** start **
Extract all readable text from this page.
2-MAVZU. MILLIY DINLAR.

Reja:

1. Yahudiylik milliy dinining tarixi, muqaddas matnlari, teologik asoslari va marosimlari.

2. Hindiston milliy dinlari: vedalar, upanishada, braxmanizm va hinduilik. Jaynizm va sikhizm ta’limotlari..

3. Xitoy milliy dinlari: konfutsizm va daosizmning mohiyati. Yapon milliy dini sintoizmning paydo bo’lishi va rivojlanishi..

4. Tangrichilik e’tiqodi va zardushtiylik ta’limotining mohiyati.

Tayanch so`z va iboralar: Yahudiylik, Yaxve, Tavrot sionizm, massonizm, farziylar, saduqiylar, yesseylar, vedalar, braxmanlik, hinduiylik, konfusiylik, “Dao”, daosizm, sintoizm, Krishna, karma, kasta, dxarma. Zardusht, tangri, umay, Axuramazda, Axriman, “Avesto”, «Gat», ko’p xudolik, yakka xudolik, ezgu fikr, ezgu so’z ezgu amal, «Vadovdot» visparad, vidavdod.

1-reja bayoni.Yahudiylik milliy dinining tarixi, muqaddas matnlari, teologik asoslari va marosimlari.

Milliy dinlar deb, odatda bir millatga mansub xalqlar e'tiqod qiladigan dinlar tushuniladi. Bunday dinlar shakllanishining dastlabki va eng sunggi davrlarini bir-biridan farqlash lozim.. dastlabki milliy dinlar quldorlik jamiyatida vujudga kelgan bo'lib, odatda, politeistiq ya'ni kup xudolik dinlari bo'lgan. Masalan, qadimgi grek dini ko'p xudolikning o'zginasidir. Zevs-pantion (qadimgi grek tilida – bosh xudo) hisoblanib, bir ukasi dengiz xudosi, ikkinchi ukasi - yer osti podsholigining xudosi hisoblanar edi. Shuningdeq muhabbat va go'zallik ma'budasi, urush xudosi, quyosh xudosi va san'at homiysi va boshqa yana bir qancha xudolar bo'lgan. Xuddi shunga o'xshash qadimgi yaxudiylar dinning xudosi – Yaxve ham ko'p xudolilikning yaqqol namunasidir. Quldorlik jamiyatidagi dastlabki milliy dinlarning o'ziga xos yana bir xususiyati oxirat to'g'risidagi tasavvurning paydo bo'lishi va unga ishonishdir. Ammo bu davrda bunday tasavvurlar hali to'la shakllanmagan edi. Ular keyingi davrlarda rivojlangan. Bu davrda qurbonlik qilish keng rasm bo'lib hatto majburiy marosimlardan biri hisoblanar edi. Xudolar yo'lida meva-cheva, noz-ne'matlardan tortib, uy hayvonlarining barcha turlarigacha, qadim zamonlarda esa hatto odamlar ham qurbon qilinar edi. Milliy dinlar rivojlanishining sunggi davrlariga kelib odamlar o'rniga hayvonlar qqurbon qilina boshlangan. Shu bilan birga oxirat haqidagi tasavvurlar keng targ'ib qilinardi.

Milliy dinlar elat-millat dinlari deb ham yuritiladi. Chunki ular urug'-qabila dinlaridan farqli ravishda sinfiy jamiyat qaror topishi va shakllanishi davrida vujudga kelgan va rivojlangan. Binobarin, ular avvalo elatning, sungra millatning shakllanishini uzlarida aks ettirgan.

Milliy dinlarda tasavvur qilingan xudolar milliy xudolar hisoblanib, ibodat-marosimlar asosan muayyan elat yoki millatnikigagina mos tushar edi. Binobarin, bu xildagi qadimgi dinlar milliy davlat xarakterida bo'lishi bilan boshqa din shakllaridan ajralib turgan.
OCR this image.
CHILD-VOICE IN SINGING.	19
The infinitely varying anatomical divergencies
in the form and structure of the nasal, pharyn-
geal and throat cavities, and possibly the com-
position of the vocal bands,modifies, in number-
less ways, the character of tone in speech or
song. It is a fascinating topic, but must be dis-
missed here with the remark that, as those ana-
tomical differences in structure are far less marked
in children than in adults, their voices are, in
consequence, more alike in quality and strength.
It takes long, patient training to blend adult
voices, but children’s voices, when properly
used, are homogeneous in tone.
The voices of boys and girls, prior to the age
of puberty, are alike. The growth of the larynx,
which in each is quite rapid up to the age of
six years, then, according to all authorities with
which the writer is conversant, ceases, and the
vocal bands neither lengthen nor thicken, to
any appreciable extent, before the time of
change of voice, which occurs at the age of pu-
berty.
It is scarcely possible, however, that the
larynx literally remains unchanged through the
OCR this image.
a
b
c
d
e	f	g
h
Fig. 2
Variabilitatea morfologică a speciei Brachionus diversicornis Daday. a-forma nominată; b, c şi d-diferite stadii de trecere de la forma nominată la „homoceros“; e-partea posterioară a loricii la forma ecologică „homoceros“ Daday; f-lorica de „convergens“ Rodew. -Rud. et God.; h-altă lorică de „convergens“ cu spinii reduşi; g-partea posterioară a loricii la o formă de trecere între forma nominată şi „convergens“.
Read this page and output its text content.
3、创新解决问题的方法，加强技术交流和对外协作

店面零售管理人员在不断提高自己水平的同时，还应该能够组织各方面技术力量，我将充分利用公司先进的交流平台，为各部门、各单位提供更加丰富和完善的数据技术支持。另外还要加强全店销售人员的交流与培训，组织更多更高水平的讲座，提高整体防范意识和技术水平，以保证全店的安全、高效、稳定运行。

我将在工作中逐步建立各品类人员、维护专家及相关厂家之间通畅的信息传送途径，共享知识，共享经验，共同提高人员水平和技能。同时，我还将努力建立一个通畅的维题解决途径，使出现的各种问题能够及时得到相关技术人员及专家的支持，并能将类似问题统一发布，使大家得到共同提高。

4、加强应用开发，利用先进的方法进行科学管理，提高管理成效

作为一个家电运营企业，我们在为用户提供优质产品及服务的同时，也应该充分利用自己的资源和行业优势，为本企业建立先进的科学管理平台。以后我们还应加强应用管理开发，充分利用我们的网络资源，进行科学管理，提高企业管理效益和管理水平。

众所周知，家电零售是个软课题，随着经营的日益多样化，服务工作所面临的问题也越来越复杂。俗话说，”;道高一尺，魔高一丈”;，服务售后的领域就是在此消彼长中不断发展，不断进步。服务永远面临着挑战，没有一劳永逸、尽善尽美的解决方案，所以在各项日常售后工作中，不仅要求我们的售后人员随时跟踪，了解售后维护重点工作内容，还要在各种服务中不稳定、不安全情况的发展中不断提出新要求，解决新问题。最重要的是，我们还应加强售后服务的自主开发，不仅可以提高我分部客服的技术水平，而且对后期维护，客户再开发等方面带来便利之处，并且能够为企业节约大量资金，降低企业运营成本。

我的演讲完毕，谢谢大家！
** end **
Work required: From the listing above, copy out each line where the word "alike" appears.

Response to this exercise:
consequence, more alike in quality and strength.
of puberty, are alike. The growth of the larynx,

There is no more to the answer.